Work required: Every line below must be reproduced exactly. Copy them all.
>> START Input
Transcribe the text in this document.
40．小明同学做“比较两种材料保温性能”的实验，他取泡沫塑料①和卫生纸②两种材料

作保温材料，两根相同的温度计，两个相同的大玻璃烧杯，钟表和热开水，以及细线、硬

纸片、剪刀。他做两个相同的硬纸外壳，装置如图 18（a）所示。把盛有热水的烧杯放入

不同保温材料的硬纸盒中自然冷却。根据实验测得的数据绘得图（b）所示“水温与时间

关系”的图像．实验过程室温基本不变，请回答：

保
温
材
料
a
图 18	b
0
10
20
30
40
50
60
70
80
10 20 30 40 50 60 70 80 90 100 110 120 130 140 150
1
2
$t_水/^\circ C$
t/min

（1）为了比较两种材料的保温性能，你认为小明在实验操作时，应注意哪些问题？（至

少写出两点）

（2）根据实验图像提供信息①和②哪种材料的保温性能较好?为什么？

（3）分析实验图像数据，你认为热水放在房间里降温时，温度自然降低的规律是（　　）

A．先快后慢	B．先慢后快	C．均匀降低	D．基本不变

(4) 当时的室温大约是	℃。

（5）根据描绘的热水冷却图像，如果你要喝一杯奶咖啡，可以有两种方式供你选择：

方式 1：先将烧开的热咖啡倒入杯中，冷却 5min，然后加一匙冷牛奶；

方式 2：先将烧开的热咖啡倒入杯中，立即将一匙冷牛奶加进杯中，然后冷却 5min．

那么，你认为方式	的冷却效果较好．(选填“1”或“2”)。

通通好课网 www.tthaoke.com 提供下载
>> END Input
Task result:
Transcribe the text in this document.
40．小明同学做“比较两种材料保温性能”的实验，他取泡沫塑料①和卫生纸②两种材料

作保温材料，两根相同的温度计，两个相同的大玻璃烧杯，钟表和热开水，以及细线、硬

纸片、剪刀。他做两个相同的硬纸外壳，装置如图 18（a）所示。把盛有热水的烧杯放入

不同保温材料的硬纸盒中自然冷却。根据实验测得的数据绘得图（b）所示“水温与时间

关系”的图像．实验过程室温基本不变，请回答：

保
温
材
料
a
图 18	b
0
10
20
30
40
50
60
70
80
10 20 30 40 50 60 70 80 90 100 110 120 130 140 150
1
2
$t_水/^\circ C$
t/min

（1）为了比较两种材料的保温性能，你认为小明在实验操作时，应注意哪些问题？（至

少写出两点）

（2）根据实验图像提供信息①和②哪种材料的保温性能较好?为什么？

（3）分析实验图像数据，你认为热水放在房间里降温时，温度自然降低的规律是（　　）

A．先快后慢	B．先慢后快	C．均匀降低	D．基本不变

(4) 当时的室温大约是	℃。

（5）根据描绘的热水冷却图像，如果你要喝一杯奶咖啡，可以有两种方式供你选择：

方式 1：先将烧开的热咖啡倒入杯中，冷却 5min，然后加一匙冷牛奶；

方式 2：先将烧开的热咖啡倒入杯中，立即将一匙冷牛奶加进杯中，然后冷却 5min．

那么，你认为方式	的冷却效果较好．(选填“1”或“2”)。

通通好课网 www.tthaoke.com 提供下载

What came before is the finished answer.